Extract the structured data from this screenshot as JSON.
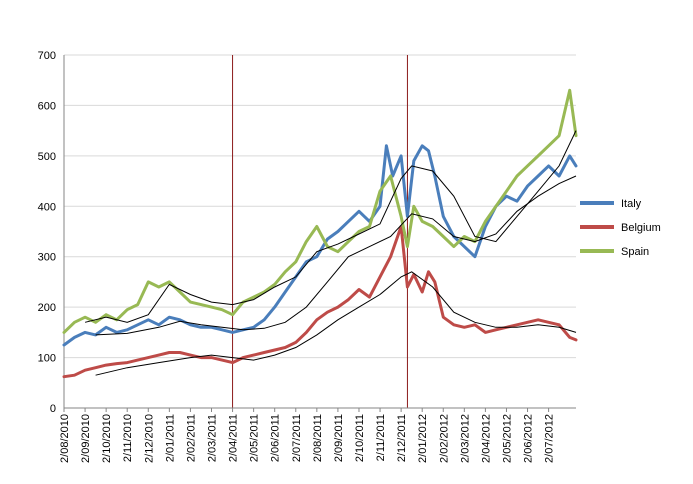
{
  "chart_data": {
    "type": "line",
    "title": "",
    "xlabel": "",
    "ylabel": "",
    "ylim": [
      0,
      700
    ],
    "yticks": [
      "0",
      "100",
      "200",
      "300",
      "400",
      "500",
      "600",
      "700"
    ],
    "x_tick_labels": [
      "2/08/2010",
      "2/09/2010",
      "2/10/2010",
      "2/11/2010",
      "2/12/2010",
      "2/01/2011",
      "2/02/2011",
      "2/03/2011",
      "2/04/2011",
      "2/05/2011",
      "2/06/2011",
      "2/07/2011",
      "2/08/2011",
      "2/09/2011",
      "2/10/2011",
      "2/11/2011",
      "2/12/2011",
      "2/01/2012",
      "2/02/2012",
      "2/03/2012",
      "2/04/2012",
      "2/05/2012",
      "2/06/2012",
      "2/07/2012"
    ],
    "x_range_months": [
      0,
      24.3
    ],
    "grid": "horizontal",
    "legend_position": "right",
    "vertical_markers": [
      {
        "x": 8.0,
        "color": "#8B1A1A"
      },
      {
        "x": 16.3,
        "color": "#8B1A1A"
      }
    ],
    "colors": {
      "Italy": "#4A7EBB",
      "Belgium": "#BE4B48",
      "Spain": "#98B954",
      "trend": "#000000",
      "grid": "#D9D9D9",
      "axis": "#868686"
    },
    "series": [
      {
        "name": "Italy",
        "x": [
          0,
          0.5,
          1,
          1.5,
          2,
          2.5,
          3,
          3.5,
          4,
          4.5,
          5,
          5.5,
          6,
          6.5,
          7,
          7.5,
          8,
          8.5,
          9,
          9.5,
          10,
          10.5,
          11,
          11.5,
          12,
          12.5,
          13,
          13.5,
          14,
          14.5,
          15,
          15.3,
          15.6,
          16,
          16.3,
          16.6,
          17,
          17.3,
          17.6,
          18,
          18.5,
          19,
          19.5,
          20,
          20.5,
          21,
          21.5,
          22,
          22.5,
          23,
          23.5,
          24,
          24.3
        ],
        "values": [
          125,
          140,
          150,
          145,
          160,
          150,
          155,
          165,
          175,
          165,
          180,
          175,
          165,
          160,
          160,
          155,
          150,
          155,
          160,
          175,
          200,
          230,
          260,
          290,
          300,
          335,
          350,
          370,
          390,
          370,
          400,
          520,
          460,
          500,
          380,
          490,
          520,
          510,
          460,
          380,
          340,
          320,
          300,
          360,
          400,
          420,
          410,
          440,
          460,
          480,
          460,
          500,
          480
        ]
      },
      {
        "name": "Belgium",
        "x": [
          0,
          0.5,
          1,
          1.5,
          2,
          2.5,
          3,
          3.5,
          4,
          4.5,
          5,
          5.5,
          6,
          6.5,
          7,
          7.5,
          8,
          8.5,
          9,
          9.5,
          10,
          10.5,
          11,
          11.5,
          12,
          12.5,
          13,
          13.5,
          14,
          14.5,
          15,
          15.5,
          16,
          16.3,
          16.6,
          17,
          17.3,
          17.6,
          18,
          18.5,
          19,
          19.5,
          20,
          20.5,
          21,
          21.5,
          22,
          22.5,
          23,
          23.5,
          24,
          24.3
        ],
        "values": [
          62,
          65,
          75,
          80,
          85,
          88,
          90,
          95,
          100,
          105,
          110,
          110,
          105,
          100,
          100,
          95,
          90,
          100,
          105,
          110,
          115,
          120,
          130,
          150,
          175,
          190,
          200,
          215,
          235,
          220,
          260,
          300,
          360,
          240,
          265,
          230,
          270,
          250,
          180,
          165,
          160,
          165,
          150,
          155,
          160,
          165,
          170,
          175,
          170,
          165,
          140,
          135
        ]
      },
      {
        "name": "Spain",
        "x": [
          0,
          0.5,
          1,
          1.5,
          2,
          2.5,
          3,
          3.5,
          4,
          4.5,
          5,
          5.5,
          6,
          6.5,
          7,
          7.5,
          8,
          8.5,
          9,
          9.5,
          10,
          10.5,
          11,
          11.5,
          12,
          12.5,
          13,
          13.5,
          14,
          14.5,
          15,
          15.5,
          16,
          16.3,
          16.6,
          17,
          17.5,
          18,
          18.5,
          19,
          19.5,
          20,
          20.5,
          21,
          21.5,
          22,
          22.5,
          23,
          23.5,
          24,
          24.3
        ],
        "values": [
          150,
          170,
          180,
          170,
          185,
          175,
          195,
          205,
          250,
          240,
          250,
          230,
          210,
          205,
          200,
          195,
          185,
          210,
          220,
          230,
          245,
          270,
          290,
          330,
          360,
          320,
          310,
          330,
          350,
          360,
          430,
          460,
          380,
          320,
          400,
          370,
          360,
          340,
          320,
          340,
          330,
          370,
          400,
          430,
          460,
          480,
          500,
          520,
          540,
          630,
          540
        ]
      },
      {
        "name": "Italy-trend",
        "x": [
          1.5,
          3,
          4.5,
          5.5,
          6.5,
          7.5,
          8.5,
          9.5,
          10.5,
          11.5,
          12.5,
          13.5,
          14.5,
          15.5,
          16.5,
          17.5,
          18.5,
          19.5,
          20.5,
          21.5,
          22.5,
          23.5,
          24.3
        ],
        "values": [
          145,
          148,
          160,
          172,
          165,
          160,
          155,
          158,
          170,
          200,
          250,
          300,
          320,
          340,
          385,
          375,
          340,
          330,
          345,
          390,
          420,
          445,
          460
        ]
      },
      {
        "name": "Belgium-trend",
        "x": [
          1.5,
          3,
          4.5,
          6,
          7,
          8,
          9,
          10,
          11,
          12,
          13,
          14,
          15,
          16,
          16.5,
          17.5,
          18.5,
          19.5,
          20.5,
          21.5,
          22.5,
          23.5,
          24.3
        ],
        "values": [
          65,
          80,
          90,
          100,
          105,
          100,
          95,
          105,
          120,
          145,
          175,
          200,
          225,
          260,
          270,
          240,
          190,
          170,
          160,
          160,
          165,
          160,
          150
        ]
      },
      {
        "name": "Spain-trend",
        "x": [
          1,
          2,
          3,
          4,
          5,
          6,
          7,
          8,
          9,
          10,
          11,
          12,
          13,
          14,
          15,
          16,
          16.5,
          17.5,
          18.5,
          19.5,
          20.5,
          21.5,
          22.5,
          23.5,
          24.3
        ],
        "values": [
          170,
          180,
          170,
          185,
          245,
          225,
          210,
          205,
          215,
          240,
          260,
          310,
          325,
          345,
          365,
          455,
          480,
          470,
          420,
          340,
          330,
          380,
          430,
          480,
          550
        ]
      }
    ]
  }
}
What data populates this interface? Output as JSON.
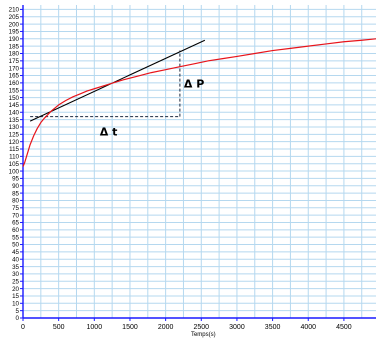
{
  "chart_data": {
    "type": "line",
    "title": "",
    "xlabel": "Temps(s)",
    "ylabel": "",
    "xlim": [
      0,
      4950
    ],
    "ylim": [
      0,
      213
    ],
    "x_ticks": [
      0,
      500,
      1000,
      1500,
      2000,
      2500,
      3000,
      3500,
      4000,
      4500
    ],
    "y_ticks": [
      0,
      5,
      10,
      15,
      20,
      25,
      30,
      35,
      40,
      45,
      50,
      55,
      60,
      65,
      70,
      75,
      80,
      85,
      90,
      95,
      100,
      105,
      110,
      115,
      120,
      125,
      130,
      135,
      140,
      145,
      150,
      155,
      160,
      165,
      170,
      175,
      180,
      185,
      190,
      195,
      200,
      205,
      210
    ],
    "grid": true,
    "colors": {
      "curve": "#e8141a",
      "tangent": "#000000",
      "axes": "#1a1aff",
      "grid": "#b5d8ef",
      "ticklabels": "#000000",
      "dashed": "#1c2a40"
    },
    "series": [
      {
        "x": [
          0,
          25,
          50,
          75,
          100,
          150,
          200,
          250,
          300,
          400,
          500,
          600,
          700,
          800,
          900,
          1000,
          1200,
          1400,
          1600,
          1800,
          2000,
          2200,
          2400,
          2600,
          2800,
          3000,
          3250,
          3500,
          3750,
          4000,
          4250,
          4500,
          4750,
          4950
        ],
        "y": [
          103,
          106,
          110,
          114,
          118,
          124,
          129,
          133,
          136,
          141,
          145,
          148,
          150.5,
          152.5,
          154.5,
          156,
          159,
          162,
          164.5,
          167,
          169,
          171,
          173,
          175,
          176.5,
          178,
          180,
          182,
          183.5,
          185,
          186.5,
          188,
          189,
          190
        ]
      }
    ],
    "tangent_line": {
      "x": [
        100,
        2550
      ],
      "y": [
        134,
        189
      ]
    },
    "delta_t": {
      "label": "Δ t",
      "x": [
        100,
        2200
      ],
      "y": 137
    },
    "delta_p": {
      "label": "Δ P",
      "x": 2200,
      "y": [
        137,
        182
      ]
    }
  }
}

::::

In the lines above, locate the string "Spain". Copy every line where it occurs.

SOLUTION FOR THIS TASK:
      "Spain": "#98B954",
        "name": "Spain",
        "name": "Spain-trend",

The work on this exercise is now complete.